-- Begin ENTRIES PROVIDED --
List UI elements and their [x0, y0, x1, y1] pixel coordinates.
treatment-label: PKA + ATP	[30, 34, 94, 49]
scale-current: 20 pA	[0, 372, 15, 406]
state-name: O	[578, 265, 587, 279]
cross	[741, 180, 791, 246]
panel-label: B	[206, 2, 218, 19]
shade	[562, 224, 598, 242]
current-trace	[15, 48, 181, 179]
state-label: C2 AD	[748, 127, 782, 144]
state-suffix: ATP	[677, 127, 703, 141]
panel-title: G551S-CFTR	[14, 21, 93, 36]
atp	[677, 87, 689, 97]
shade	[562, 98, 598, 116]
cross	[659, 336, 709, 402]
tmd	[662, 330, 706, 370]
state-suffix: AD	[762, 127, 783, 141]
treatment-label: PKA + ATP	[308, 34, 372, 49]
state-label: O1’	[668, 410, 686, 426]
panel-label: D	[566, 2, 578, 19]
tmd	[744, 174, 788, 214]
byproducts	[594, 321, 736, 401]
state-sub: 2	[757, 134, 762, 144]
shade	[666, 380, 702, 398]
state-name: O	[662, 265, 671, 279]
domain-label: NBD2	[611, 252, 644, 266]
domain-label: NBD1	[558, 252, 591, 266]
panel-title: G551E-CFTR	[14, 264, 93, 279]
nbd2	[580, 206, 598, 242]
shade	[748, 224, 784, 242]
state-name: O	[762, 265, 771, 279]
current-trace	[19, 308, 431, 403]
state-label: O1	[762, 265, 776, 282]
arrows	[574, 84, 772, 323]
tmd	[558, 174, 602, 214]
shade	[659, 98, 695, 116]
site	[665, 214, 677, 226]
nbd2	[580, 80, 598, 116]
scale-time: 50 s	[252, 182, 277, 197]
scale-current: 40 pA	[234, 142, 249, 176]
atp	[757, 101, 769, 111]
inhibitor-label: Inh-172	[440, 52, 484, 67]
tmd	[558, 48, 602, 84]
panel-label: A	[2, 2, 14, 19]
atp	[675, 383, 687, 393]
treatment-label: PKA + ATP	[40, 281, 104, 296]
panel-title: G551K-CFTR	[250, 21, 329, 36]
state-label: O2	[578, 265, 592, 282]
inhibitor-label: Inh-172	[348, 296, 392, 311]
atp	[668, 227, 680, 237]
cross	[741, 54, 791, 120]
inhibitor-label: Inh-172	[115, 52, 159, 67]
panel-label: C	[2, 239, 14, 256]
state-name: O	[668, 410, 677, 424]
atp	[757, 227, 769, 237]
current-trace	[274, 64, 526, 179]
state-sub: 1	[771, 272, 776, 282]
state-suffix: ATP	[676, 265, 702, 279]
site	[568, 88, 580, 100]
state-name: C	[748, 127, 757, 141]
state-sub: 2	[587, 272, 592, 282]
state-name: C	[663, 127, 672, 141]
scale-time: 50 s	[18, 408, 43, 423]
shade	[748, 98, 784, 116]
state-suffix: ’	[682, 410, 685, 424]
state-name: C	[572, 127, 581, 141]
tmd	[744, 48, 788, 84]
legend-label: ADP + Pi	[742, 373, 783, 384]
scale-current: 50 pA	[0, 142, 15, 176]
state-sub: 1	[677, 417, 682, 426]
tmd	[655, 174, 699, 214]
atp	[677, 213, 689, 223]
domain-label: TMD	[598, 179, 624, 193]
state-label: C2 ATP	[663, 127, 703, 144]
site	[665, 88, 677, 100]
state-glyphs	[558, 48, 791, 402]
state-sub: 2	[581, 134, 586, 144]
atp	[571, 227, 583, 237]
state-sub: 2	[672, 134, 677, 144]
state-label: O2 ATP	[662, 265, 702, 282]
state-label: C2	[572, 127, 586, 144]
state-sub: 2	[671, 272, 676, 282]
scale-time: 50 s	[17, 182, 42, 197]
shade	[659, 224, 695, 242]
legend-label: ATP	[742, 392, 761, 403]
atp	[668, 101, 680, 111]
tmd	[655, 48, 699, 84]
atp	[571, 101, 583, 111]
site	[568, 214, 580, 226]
-- End ENTRIES PROVIDED --
Reproduce verbatim the part of the entries that runs from their first line through the line containing "265, 592, 282]", including both of those lines.

FULL RESPONSE ▸
List UI elements and their [x0, y0, x1, y1] pixel coordinates.
treatment-label: PKA + ATP	[30, 34, 94, 49]
scale-current: 20 pA	[0, 372, 15, 406]
state-name: O	[578, 265, 587, 279]
cross	[741, 180, 791, 246]
panel-label: B	[206, 2, 218, 19]
shade	[562, 224, 598, 242]
current-trace	[15, 48, 181, 179]
state-label: C2 AD	[748, 127, 782, 144]
state-suffix: ATP	[677, 127, 703, 141]
panel-title: G551S-CFTR	[14, 21, 93, 36]
atp	[677, 87, 689, 97]
shade	[562, 98, 598, 116]
cross	[659, 336, 709, 402]
tmd	[662, 330, 706, 370]
state-suffix: AD	[762, 127, 783, 141]
treatment-label: PKA + ATP	[308, 34, 372, 49]
state-label: O1’	[668, 410, 686, 426]
panel-label: D	[566, 2, 578, 19]
tmd	[744, 174, 788, 214]
byproducts	[594, 321, 736, 401]
state-sub: 2	[757, 134, 762, 144]
shade	[666, 380, 702, 398]
state-name: O	[662, 265, 671, 279]
domain-label: NBD2	[611, 252, 644, 266]
domain-label: NBD1	[558, 252, 591, 266]
panel-title: G551E-CFTR	[14, 264, 93, 279]
nbd2	[580, 206, 598, 242]
shade	[748, 224, 784, 242]
state-name: O	[762, 265, 771, 279]
current-trace	[19, 308, 431, 403]
state-label: O1	[762, 265, 776, 282]
arrows	[574, 84, 772, 323]
tmd	[558, 174, 602, 214]
shade	[659, 98, 695, 116]
site	[665, 214, 677, 226]
nbd2	[580, 80, 598, 116]
scale-time: 50 s	[252, 182, 277, 197]
scale-current: 40 pA	[234, 142, 249, 176]
atp	[757, 101, 769, 111]
inhibitor-label: Inh-172	[440, 52, 484, 67]
tmd	[558, 48, 602, 84]
panel-label: A	[2, 2, 14, 19]
atp	[675, 383, 687, 393]
treatment-label: PKA + ATP	[40, 281, 104, 296]
panel-title: G551K-CFTR	[250, 21, 329, 36]
state-label: O2	[578, 265, 592, 282]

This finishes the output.